-------- AVAILABLE RECORDS
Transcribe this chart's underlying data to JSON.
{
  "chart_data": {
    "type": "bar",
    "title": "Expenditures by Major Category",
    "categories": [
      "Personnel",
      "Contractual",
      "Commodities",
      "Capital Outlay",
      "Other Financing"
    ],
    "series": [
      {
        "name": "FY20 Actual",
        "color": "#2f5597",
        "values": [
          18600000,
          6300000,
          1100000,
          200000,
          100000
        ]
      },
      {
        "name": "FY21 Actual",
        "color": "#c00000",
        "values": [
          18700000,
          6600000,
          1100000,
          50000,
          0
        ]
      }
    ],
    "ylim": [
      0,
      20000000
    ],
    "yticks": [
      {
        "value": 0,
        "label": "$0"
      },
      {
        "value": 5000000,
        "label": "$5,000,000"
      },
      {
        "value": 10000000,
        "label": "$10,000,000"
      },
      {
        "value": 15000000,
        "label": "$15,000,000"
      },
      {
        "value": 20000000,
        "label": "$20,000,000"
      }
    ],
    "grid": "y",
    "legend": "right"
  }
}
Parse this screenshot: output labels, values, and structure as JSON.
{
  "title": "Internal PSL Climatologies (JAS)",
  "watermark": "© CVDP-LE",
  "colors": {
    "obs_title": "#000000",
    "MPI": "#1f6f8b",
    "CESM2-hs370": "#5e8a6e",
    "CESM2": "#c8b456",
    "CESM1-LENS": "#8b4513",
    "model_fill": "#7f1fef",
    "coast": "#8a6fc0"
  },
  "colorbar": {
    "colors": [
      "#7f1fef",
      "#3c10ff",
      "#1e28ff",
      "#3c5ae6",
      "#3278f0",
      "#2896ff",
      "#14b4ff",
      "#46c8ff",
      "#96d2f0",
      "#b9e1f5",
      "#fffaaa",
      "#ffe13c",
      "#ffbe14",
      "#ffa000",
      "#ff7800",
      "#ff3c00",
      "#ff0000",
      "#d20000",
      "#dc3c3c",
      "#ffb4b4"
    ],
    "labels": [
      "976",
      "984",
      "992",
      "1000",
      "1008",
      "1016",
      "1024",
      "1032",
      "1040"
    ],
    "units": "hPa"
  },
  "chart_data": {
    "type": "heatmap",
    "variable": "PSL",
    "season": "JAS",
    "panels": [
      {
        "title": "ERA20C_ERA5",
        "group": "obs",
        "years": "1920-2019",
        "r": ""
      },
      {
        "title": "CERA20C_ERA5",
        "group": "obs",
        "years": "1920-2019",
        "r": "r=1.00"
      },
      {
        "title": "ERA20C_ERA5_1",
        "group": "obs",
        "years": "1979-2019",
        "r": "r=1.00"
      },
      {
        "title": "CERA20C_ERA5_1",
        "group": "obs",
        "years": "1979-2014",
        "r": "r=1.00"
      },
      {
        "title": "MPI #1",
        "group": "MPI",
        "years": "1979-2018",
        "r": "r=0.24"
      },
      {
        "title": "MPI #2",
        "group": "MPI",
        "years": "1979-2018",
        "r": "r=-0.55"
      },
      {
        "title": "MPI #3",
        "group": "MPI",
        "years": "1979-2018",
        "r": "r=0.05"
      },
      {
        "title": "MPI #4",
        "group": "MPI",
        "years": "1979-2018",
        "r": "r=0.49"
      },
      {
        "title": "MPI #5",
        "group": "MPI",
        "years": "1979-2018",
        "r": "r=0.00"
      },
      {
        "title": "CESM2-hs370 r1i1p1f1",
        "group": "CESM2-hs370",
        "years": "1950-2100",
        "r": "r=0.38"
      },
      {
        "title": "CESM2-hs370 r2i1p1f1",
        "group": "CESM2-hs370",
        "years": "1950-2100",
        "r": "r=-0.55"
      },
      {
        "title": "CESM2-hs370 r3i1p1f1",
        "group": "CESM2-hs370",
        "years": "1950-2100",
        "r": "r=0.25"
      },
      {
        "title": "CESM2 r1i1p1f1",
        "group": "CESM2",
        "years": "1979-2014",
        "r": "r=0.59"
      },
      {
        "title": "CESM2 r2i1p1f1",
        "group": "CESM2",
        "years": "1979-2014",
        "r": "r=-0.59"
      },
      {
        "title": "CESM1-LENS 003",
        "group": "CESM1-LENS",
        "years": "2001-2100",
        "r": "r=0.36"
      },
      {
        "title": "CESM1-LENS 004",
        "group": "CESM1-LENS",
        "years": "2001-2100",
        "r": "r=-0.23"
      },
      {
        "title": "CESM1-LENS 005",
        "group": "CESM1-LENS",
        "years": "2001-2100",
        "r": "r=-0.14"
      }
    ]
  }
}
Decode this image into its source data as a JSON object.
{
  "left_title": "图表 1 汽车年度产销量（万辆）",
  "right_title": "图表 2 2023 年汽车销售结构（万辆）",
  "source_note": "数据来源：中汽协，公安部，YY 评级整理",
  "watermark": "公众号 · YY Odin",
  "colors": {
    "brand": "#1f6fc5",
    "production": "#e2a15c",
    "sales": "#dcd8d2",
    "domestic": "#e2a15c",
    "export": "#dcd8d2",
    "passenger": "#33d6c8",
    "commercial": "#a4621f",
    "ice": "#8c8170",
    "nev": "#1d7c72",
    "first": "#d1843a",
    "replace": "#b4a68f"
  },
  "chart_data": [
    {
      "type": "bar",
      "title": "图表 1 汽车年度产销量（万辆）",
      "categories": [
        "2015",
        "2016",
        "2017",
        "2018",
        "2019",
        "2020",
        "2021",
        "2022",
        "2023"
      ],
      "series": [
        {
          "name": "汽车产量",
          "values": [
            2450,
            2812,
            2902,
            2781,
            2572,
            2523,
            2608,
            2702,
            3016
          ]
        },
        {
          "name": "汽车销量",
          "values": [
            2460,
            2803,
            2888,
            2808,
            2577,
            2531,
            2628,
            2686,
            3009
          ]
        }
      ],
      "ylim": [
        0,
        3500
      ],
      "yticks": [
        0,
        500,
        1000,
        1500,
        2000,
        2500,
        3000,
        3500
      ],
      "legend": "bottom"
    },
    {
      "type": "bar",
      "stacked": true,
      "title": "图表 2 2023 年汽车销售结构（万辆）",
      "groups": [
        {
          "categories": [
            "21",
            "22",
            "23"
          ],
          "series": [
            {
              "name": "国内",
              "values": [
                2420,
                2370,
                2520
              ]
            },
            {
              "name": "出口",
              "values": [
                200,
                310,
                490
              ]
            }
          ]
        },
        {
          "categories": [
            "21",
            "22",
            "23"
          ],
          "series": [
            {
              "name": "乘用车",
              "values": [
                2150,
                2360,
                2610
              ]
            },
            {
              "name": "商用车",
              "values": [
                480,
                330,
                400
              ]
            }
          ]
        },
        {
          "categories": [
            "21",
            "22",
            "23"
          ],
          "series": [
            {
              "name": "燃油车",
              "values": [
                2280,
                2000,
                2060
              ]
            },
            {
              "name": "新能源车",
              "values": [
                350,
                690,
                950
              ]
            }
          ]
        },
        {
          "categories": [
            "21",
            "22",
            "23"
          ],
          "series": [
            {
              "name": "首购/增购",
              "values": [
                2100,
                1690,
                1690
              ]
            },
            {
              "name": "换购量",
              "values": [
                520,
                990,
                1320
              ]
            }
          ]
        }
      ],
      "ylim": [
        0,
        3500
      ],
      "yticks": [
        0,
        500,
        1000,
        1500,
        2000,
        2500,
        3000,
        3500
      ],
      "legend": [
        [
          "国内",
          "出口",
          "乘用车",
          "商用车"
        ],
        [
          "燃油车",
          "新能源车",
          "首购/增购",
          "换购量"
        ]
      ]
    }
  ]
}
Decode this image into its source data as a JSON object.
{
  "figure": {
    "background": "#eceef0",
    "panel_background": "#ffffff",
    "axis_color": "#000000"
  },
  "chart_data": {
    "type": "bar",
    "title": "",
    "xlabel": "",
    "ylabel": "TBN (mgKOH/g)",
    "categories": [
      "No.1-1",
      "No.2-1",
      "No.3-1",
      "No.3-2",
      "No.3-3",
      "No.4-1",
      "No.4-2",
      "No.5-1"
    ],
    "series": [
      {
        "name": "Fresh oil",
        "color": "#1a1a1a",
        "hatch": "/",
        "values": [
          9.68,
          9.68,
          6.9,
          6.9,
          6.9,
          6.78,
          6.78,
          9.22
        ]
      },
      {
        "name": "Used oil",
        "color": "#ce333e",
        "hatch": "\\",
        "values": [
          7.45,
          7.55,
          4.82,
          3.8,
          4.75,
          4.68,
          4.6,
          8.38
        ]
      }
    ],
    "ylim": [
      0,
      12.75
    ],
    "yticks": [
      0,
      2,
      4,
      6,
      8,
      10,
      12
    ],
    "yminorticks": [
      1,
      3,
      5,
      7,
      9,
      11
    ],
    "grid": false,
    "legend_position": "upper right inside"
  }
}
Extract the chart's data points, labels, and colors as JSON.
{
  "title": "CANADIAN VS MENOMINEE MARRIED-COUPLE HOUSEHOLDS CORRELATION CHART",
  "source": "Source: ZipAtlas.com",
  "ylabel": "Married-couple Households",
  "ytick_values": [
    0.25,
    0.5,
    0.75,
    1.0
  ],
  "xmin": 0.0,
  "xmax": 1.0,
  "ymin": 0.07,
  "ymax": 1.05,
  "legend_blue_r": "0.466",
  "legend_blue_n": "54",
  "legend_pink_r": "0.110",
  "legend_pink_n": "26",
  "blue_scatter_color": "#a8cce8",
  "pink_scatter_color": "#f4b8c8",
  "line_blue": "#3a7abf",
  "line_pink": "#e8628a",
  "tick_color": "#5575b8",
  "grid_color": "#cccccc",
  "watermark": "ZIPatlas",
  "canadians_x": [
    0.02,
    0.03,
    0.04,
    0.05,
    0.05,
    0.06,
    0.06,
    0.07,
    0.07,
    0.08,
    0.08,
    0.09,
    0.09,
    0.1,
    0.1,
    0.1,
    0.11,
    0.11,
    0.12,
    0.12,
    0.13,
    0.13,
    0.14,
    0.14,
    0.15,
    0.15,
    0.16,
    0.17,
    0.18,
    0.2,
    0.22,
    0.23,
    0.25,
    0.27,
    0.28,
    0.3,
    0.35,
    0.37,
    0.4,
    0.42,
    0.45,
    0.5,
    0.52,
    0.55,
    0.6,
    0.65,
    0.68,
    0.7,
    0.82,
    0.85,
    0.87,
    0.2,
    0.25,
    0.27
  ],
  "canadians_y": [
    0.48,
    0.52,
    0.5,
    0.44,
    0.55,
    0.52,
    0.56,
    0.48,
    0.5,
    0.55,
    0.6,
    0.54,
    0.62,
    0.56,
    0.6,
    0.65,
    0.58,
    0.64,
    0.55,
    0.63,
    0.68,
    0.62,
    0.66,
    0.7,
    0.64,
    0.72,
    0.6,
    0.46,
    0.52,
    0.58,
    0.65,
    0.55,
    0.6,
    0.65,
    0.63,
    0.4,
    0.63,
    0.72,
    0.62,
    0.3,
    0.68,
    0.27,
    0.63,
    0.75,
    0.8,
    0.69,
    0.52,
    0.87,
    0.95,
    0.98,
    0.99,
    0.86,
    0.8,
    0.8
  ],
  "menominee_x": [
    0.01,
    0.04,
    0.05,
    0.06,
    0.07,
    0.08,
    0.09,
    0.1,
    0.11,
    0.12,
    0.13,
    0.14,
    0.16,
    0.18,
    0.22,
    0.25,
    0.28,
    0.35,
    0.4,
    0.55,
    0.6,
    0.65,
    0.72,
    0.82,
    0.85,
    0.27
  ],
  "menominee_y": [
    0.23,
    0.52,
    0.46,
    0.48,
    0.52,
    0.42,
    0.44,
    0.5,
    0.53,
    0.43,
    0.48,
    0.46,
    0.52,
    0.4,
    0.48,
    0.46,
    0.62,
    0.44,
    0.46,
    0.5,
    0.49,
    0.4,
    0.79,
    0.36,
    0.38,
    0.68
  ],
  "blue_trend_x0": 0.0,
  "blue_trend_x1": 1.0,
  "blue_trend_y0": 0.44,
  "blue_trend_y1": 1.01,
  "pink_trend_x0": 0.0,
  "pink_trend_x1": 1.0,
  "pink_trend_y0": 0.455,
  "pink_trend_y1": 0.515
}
----------------
> WHAT IS REQUIRED:
Looking at the entries above, say how many lines contain the word "watermark". Only the number is wanted.

> FULL RESPONSE:
3